## WHAT TO PRODUCE
Select the lines below containing the word "title".

## DATA TO PROCESS
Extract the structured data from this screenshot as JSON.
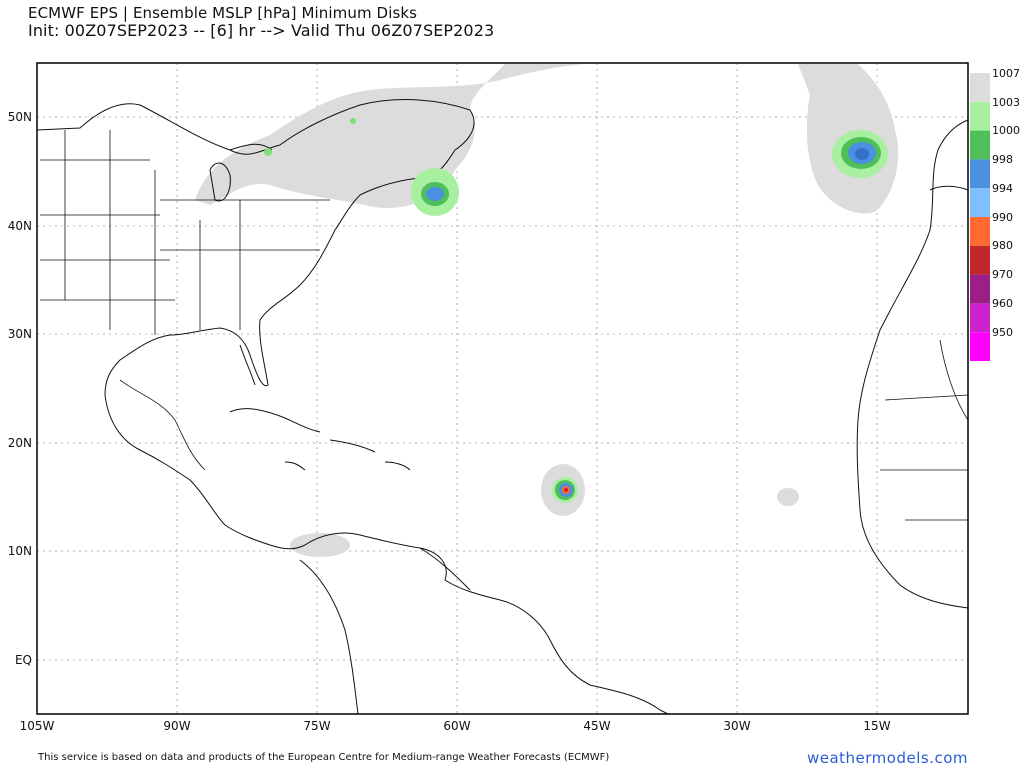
{
  "title": {
    "line1": "ECMWF EPS | Ensemble MSLP [hPa] Minimum Disks",
    "line2": "Init: 00Z07SEP2023 -- [6] hr --> Valid Thu 06Z07SEP2023"
  },
  "axes": {
    "y_labels": [
      "50N",
      "40N",
      "30N",
      "20N",
      "10N",
      "EQ"
    ],
    "x_labels": [
      "105W",
      "90W",
      "75W",
      "60W",
      "45W",
      "30W",
      "15W"
    ]
  },
  "colorbar": {
    "labels": [
      "1007",
      "1003",
      "1000",
      "998",
      "994",
      "990",
      "980",
      "970",
      "960",
      "950"
    ],
    "colors": [
      "#dcdcdc",
      "#a8f0a0",
      "#4fbf5a",
      "#4a8fe0",
      "#7fbfff",
      "#ff6a33",
      "#c0262a",
      "#9b1f86",
      "#cc22cc",
      "#ff00ff"
    ]
  },
  "lows": [
    {
      "name": "nova-scotia-low",
      "lon": -61,
      "lat": 42.5,
      "min_hpa": 998
    },
    {
      "name": "ne-atlantic-low",
      "lon": -15.5,
      "lat": 45.5,
      "min_hpa": 994
    },
    {
      "name": "tropical-low",
      "lon": -45,
      "lat": 15.5,
      "min_hpa": 980
    },
    {
      "name": "cape-verde-low",
      "lon": -24,
      "lat": 15,
      "min_hpa": 1007
    }
  ],
  "footer": "This service is based on data and products of the European Centre for Medium-range Weather Forecasts (ECMWF)",
  "brand": "weathermodels.com"
}
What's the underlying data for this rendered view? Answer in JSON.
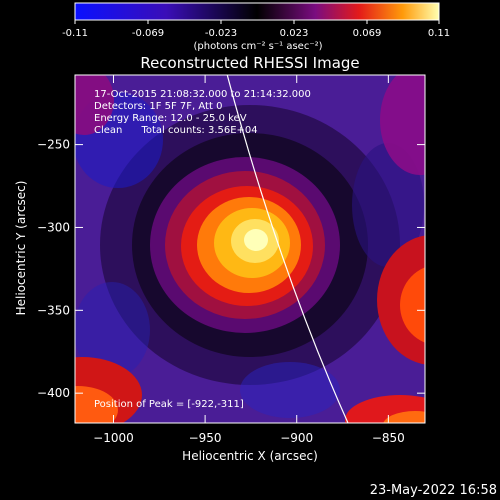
{
  "colorbar": {
    "ticks": [
      "-0.11",
      "-0.069",
      "-0.023",
      "0.023",
      "0.069",
      "0.11"
    ],
    "unit_label": "(photons cm⁻² s⁻¹ asec⁻²)",
    "range": [
      -0.11,
      0.11
    ]
  },
  "chart_data": {
    "type": "heatmap",
    "title": "Reconstructed RHESSI Image",
    "xlabel": "Heliocentric X (arcsec)",
    "ylabel": "Heliocentric Y (arcsec)",
    "xlim": [
      -1021,
      -830
    ],
    "ylim": [
      -418,
      -208
    ],
    "xticks": [
      -1000,
      -950,
      -900,
      -850
    ],
    "xtick_labels": [
      "−1000",
      "−950",
      "−900",
      "−850"
    ],
    "yticks": [
      -250,
      -300,
      -350,
      -400
    ],
    "ytick_labels": [
      "−250",
      "−300",
      "−350",
      "−400"
    ],
    "peak": [
      -922,
      -311
    ],
    "peak_value": 0.11,
    "annotations": [
      "17-Oct-2015 21:08:32.000 to 21:14:32.000",
      "Detectors: 1F 5F 7F, Att 0",
      "Energy Range: 12.0 - 25.0 keV",
      "Clean      Total counts: 3.56E+04"
    ],
    "peak_label": "Position of Peak = [-922,-311]",
    "limb_arc": true
  },
  "footer": {
    "date": "23-May-2022 16:58"
  }
}
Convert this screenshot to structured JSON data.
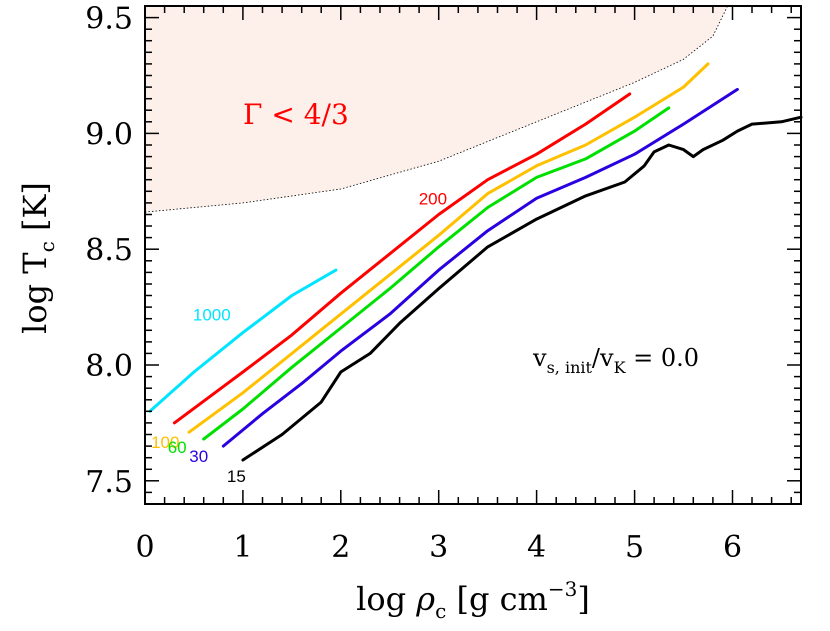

## CORRECT RESPONSE
  "title": {
    "title": "Reconstructed RHESSI Image",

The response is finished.